Return these records word for word, leaving out the pictures.

-- EXTRACTED MATERIAL --
====================

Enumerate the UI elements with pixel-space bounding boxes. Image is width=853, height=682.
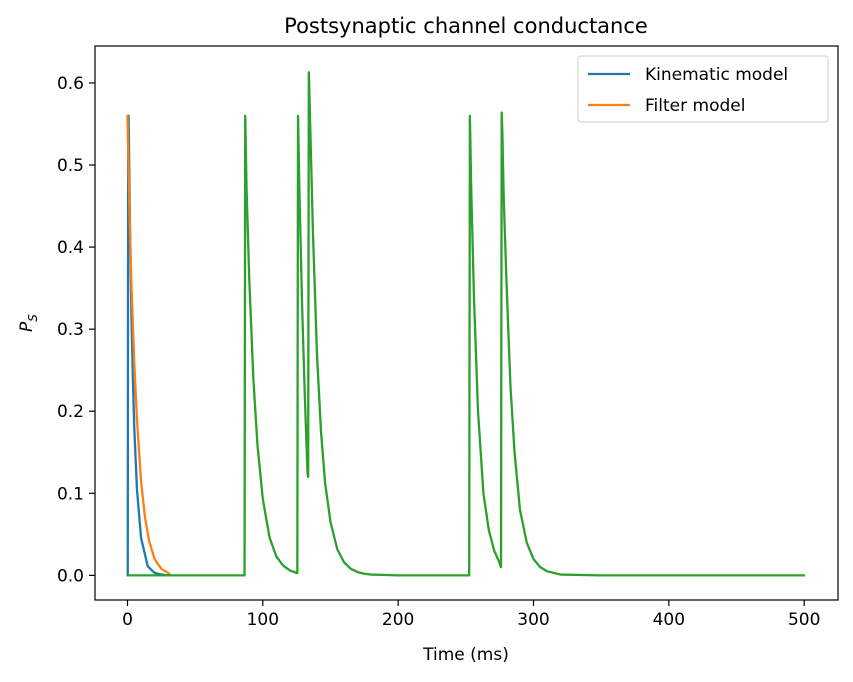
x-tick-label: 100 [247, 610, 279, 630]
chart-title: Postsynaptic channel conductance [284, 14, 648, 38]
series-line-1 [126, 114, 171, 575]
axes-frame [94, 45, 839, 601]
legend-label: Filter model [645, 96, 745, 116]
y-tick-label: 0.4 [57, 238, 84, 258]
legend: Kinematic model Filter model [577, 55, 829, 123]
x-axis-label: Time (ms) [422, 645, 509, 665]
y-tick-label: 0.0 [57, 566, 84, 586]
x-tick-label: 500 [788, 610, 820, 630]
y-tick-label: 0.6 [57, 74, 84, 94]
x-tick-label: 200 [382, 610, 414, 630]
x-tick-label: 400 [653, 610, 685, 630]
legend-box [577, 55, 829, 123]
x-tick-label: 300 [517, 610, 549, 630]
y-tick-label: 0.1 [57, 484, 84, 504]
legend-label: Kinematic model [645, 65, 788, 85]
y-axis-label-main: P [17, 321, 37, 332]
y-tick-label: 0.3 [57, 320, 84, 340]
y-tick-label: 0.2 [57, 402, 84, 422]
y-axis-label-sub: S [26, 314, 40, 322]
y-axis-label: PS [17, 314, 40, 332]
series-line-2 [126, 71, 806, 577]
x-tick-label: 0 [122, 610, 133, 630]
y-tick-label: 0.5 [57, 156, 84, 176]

====================

-- TASK OUTPUT --
Enumerate the UI elements with pixel-space bounding boxes. Image is width=853, height=682.
x-tick-label: 100 [247, 610, 279, 630]
chart-title: Postsynaptic channel conductance [284, 14, 648, 38]
series-line-1 [126, 114, 171, 575]
axes-frame [94, 45, 839, 601]
legend-label: Filter model [645, 96, 745, 116]
y-tick-label: 0.4 [57, 238, 84, 258]
legend: Kinematic model Filter model [577, 55, 829, 123]
x-axis-label: Time (ms) [422, 645, 509, 665]
y-tick-label: 0.0 [57, 566, 84, 586]
x-tick-label: 500 [788, 610, 820, 630]
y-tick-label: 0.6 [57, 74, 84, 94]
x-tick-label: 200 [382, 610, 414, 630]
x-tick-label: 400 [653, 610, 685, 630]
legend-box [577, 55, 829, 123]
x-tick-label: 300 [517, 610, 549, 630]
y-tick-label: 0.1 [57, 484, 84, 504]
legend-label: Kinematic model [645, 65, 788, 85]
y-axis-label-main: P [17, 321, 37, 332]
y-tick-label: 0.3 [57, 320, 84, 340]
y-tick-label: 0.2 [57, 402, 84, 422]
y-axis-label-sub: S [26, 314, 40, 322]
y-axis-label: PS [17, 314, 40, 332]
series-line-2 [126, 71, 806, 577]
x-tick-label: 0 [122, 610, 133, 630]
y-tick-label: 0.5 [57, 156, 84, 176]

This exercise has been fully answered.